Stored data entries:
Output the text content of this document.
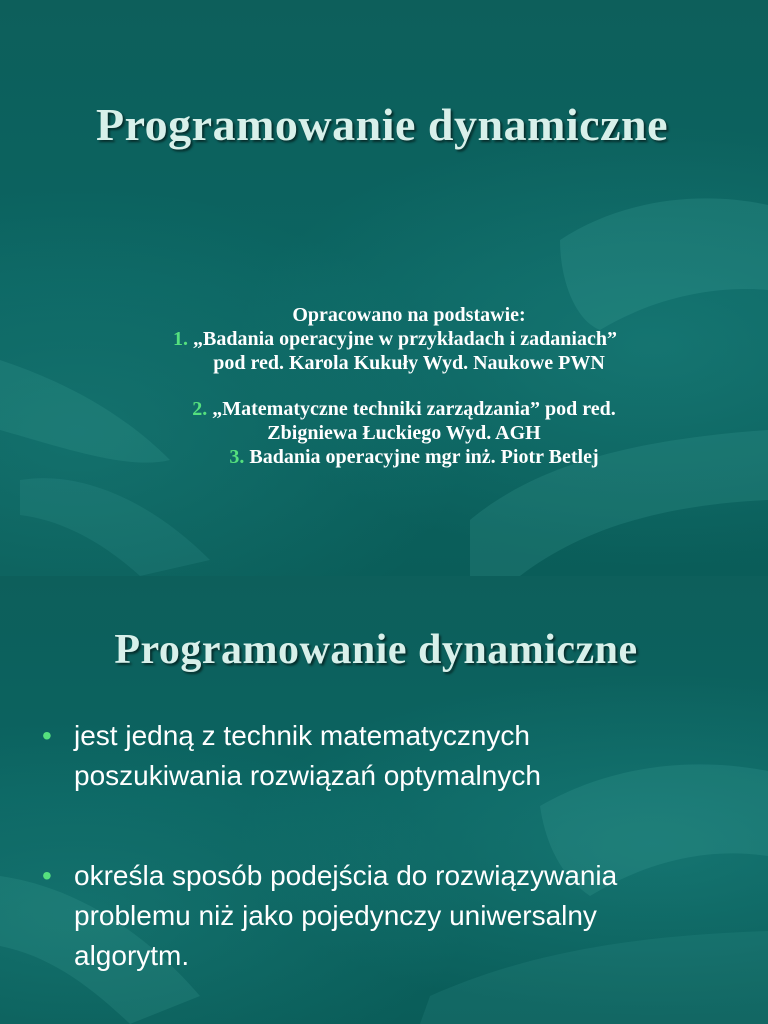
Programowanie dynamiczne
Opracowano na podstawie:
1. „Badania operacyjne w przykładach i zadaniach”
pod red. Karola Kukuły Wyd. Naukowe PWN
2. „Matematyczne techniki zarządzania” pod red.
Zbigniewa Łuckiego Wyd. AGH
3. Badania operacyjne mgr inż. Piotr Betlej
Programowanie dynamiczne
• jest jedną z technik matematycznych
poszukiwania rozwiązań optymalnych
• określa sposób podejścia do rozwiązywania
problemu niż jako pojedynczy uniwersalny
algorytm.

*EXERCISE DIRECTIONS:*
Leave out the pictures and copy every record above exactly.

*EXERCISE SOLUTION:*
Output the text content of this document.
Programowanie dynamiczne
Opracowano na podstawie:
1. „Badania operacyjne w przykładach i zadaniach”
pod red. Karola Kukuły Wyd. Naukowe PWN
2. „Matematyczne techniki zarządzania” pod red.
Zbigniewa Łuckiego Wyd. AGH
3. Badania operacyjne mgr inż. Piotr Betlej
Programowanie dynamiczne
• jest jedną z technik matematycznych
poszukiwania rozwiązań optymalnych
• określa sposób podejścia do rozwiązywania
problemu niż jako pojedynczy uniwersalny
algorytm.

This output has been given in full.